----- Extrait du texte

Les huit condamnés du tribunal spécial pour la Sierra Leone qui purgent leurs peines au Rwanda sont, trois anciens responsables du Front révolutionnaire uni (RUF), trois autres du Conseil révolutionnaire des forces armées (AFRC) et deux responsables des Forces de défense civile (CDF) pendant la guerre. Ils purgent des peines allant de 15 à 52 ans de prison au Rwanda, où ils ont été transférés en 2009 après leurs jugements et condamnations.
Le TSSL a été établi en 2002 par les Nations unies pour juger les plus importants responsables des crimes commis durant la guerre civile (1991-2001) en Sierra-Leone. Le seul autre procès du TSSL encore en cours se tient aux Pays-Bas, pour des raisons de sécurité, il s’agit de celui de l’ancien président libérien Charles Taylor qui est jugé à La Haye, pour son implication dans la guerre civile en Sierra Leone. Ces prisonniers sierra-léonais condamnés par le TSSL ont été transférés en 2009 à la prison de Mpanga, dans le Sud du Rwanda, en vertu d’un Mémorandum d’entente signé entre la Cour et Kigali. Cette prison avait été spécialement conçue pour accueillir les condamnés du Tribunal pénal international pour le Rwanda (TPIR) jugés à Arusha (Tanzanie) pour leur participation au génocide de 1994. En mars dernier le Rwanda a signé un accord avec le TSSL pour accueillir les condamnés qui ne peuvent rester à Freetown faute d’établissement pénitentiaire aux normes des Nations Unies.
Les actes de torture sont courants dans les établissements carcéraux rwandais. Ces établissements sont qualifiés par bon nombre d’observateurs de « prisons-mouroirs » en raison du taux de mortalité qui y est très élevé.
Par exemple des agents de la Police Nationale du Rwanda ont tué au moins 20 détenus pour le seul mois de novembre 2007, a déclaré Human Rights Watch dans un rapport publié à cetteépoque. Selon les rapports du « Bureau de la démocratie, des droits humains et du travail » du Département d’État des États-Unis d’Amérique, des dizaines de milliers de détenus arbitrairement arrêtés et illégalement détenus dans les prisons rwandaises surchargées sont morts sans jugement dans les mains de l’État. Ce Département a recensé 860 décès en 1997, 3.300 décès en 1998, 1.148 décès en 1999, 1100 décès en 2000, 708 décès en 2001. Comme bon nombre de prisonniers n’étaient pas officiellement enregistrés, ces chiffres alarmants ne révèlent que le bout de l’iceberg. Ceux qui ne meurent pas vivent dans des conditions particulièrement inhumaines et subissent à la longue les effets débilitants du surpeuplement carcéral, sans compter ceux qui succombent suite à des tortures. Les témoignages de ceux qui ont pu sortir de ces prisons et s’exiler sont bouleversants.
Certains des décès attribués à la police semblent constituer des exécutions extrajudiciaires, selon Human Rights Watch. Leur rapport de 2007 totalisant 37 pages et est intitulé « Il n’y aura pas de procès : Détenus abattus par la police et imposition de punitions collectives », est basé sur des douzaines d’entretiens avec des familles de victimes, des témoins et autres personnes.

----------

Énoncé 1
Selon l'extrait sur les condamnés sierra-léonais détenus au Rwanda, dans quelle prison ces prisonniers ont-ils été transférés en 2009 ?
L'extrait et les enregistrements sont deux documents indépendants l'un de l'autre.

----- Matériel fourni

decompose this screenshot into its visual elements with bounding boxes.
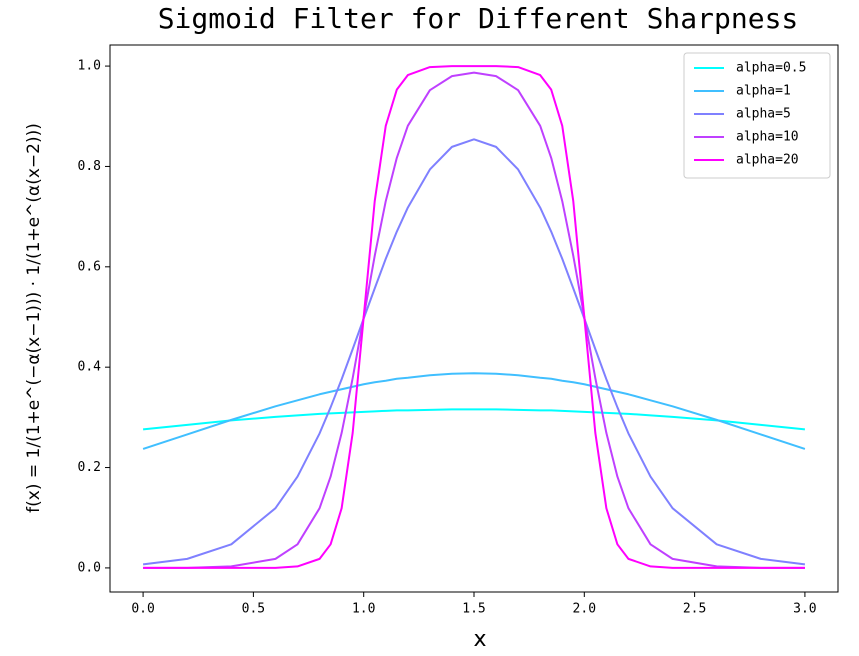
- line-series: [143, 71, 805, 569]
- x-tick-label: 2.5: [683, 602, 706, 617]
- y-tick-label: 0.0: [78, 560, 101, 575]
- y-axis-label: f(x) = 1/(1+e^(−α(x−1))) · 1/(1+e^(α(x−2…: [24, 123, 44, 513]
- y-tick-label: 0.4: [78, 360, 102, 375]
- x-tick-label: 1.0: [352, 602, 375, 617]
- line-series: [142, 372, 806, 450]
- legend-label: alpha=20: [736, 153, 799, 168]
- y-tick-label: 0.8: [78, 159, 101, 174]
- line-series: [143, 65, 805, 569]
- x-tick-label: 2.0: [573, 602, 596, 617]
- y-tick-label: 0.2: [78, 460, 101, 475]
- x-tick-label: 0.5: [242, 602, 265, 617]
- legend-label: alpha=10: [736, 130, 799, 145]
- y-tick-label: 0.6: [78, 259, 101, 274]
- legend-label: alpha=1: [736, 84, 791, 99]
- line-series: [142, 408, 806, 431]
- chart-title: Sigmoid Filter for Different Sharpness: [158, 2, 799, 35]
- x-tick-label: 0.0: [131, 602, 154, 617]
- x-tick-label: 3.0: [793, 602, 816, 617]
- legend-box: [683, 52, 831, 179]
- line-series: [142, 138, 806, 566]
- x-axis-label: x: [473, 627, 486, 652]
- legend-label: alpha=5: [736, 107, 791, 122]
- y-tick-label: 1.0: [78, 59, 101, 74]
- x-tick-label: 1.5: [462, 602, 485, 617]
- legend-label: alpha=0.5: [736, 61, 806, 76]
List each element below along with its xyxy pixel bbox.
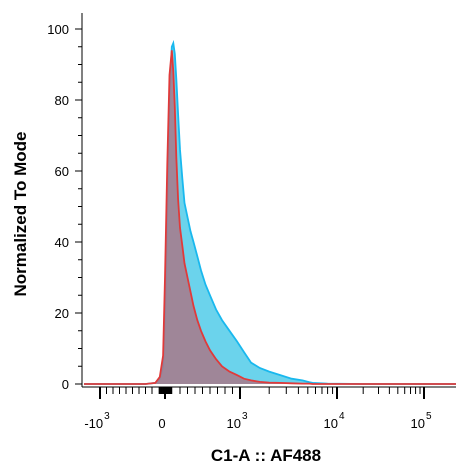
x-tick-label: -103 [84,411,110,431]
y-tick-label: 20 [55,306,69,321]
y-tick-label: 60 [55,164,69,179]
x-tick-label: 104 [323,411,344,431]
y-tick-label: 80 [55,93,69,108]
y-tick-label: 100 [47,22,69,37]
y-tick-label: 40 [55,235,69,250]
x-axis: -103 0 103 104 105 [82,386,456,431]
histogram-line-1 [84,39,456,385]
x-axis-title: C1-A :: AF488 [211,446,321,465]
y-axis: 0 20 40 60 80 100 [47,13,83,392]
histogram-fill-1 [84,43,456,384]
x-tick-label: 105 [410,411,431,431]
histogram-line-2 [84,50,456,385]
y-axis-title: Normalized To Mode [11,132,30,297]
y-tick-label: 0 [62,377,69,392]
histogram-fill-2 [84,50,456,385]
x-tick-label: 0 [158,416,165,431]
x-tick-label: 103 [226,411,247,431]
histogram-overlays [84,39,456,385]
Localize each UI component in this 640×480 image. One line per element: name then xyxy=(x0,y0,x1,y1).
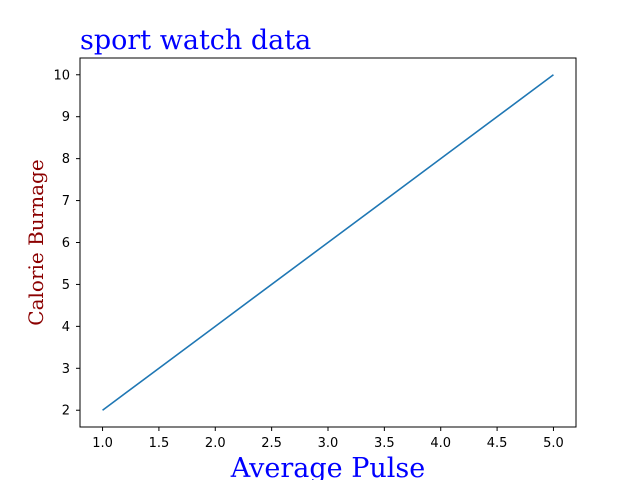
y-tick-label: 3 xyxy=(62,362,70,377)
x-tick-label: 3.0 xyxy=(318,436,339,451)
y-axis-label: Calorie Burnage xyxy=(24,159,48,325)
y-tick-label: 4 xyxy=(62,320,70,335)
series-group xyxy=(102,74,554,411)
y-tick-label: 7 xyxy=(62,194,70,209)
x-tick-label: 3.5 xyxy=(374,436,395,451)
plot-area: 1.0 1.5 2.0 2.5 3.0 3.5 4.0 4.5 5.0 2 3 4 5 6 7 8 9 10 xyxy=(53,57,577,451)
chart-title: sport watch data xyxy=(80,25,311,56)
y-tick-label: 9 xyxy=(62,110,70,125)
y-tick-label: 6 xyxy=(62,236,70,251)
y-tick-label: 10 xyxy=(53,68,70,83)
x-axis: 1.0 1.5 2.0 2.5 3.0 3.5 4.0 4.5 5.0 xyxy=(92,427,564,451)
x-tick-label: 1.5 xyxy=(149,436,170,451)
x-axis-label: Average Pulse xyxy=(230,453,426,480)
x-tick-label: 1.0 xyxy=(92,436,113,451)
series-line xyxy=(102,74,554,411)
y-tick-label: 8 xyxy=(62,152,70,167)
y-tick-label: 2 xyxy=(62,404,70,419)
x-tick-label: 4.0 xyxy=(430,436,451,451)
x-tick-label: 2.0 xyxy=(205,436,226,451)
y-axis: 2 3 4 5 6 7 8 9 10 xyxy=(53,68,80,419)
y-tick-label: 5 xyxy=(62,278,70,293)
x-tick-label: 2.5 xyxy=(261,436,282,451)
x-tick-label: 5.0 xyxy=(543,436,564,451)
x-tick-label: 4.5 xyxy=(487,436,508,451)
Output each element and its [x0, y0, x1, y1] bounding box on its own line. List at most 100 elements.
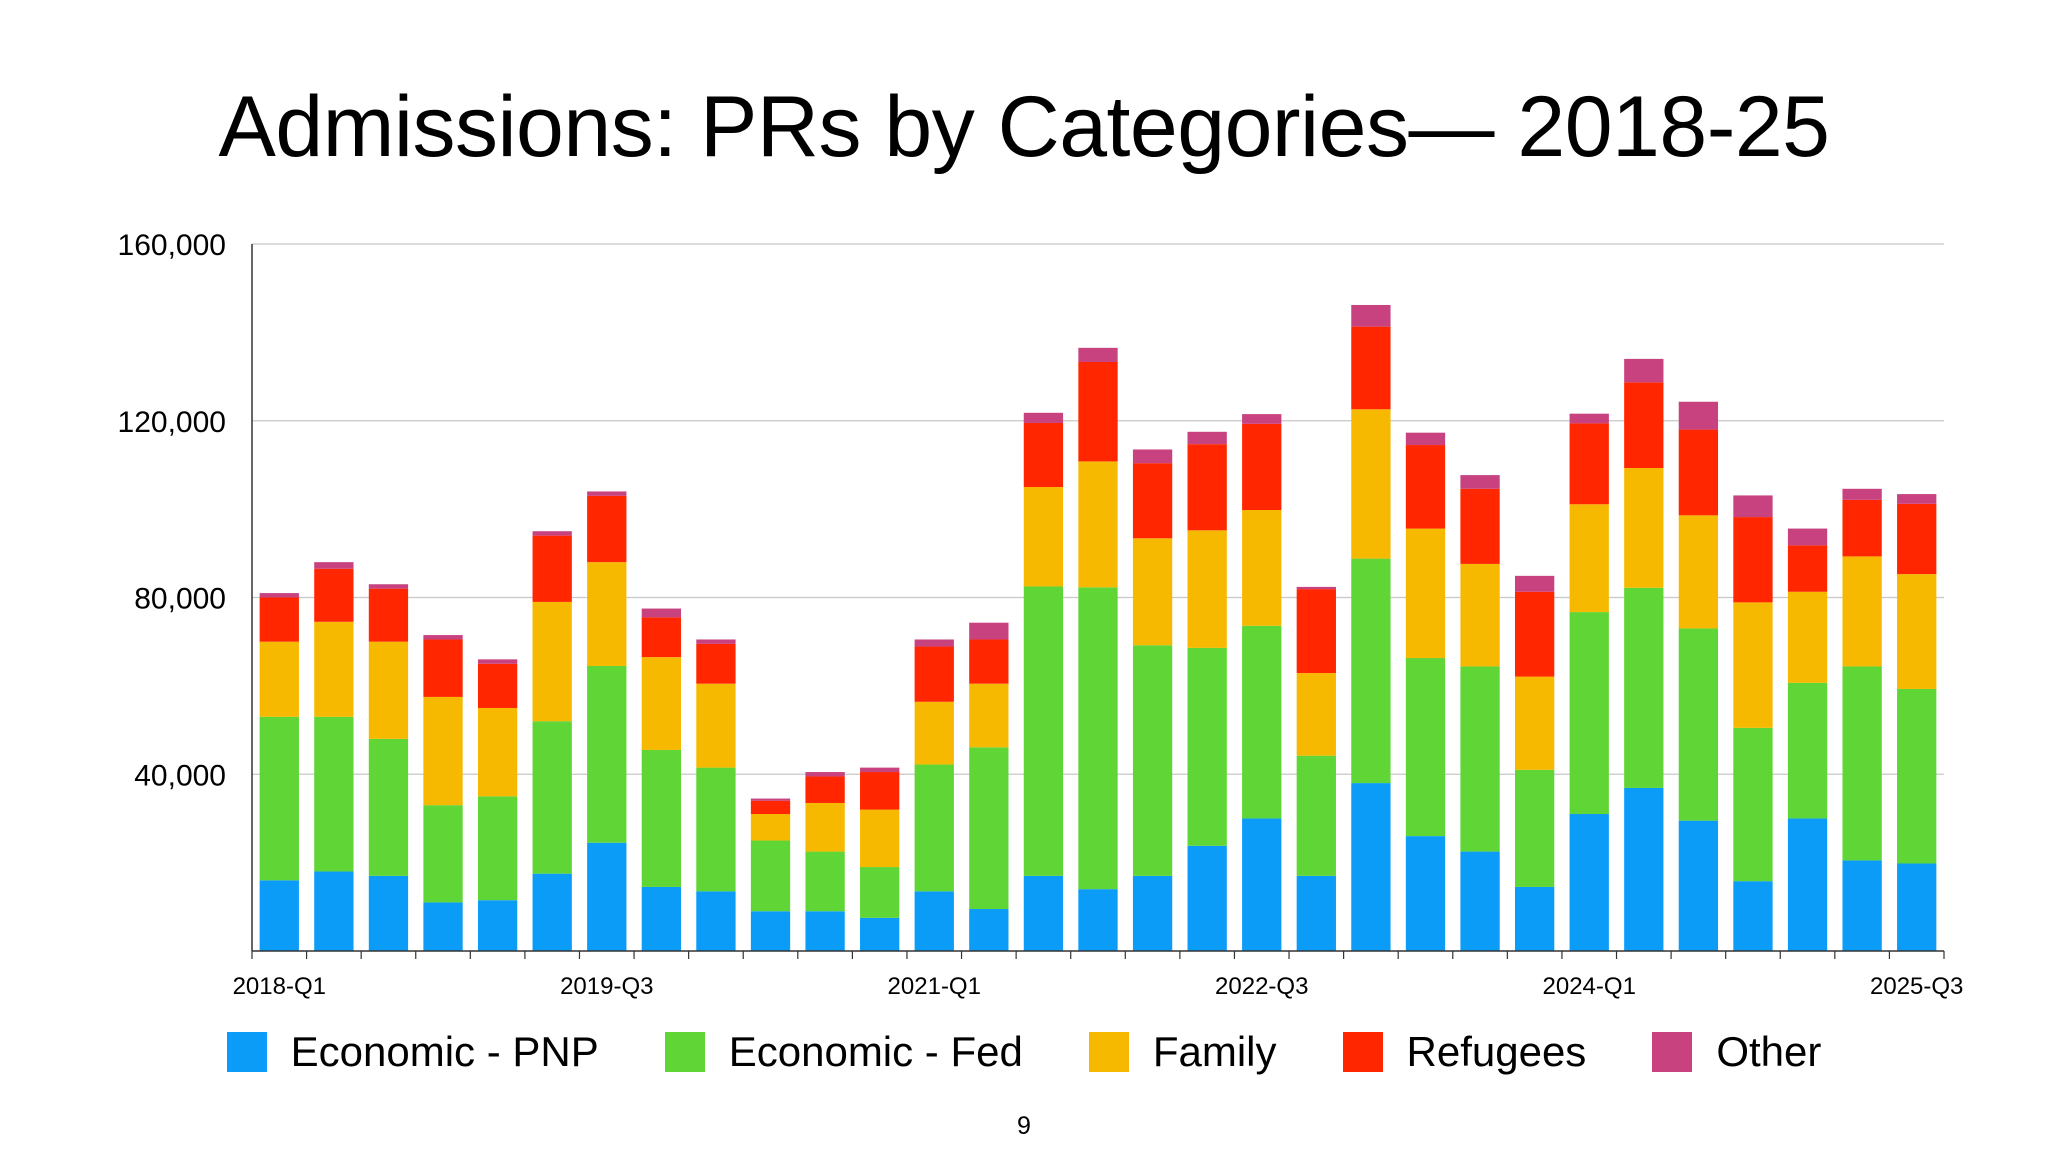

----------

Énoncé 2
Recopiez à l'identique les lignes des enregistrements, depuis la ligne contenant « y-tick-label: 3 xyxy=(62,362,70,377) » jusqu'à la ligne contenant « y-tick-label: 7 xyxy=(62,194,70,209) », celle-ci comprise.

Réponse attendue 1
À la prison de Mpanga, dans le Sud du Rwanda.

Réponse attendue 2
y-tick-label: 3 xyxy=(62,362,70,377)
x-tick-label: 3.0 xyxy=(318,436,339,451)
y-axis-label: Calorie Burnage xyxy=(24,159,48,325)
y-tick-label: 4 xyxy=(62,320,70,335)
series-group xyxy=(102,74,554,411)
y-tick-label: 7 xyxy=(62,194,70,209)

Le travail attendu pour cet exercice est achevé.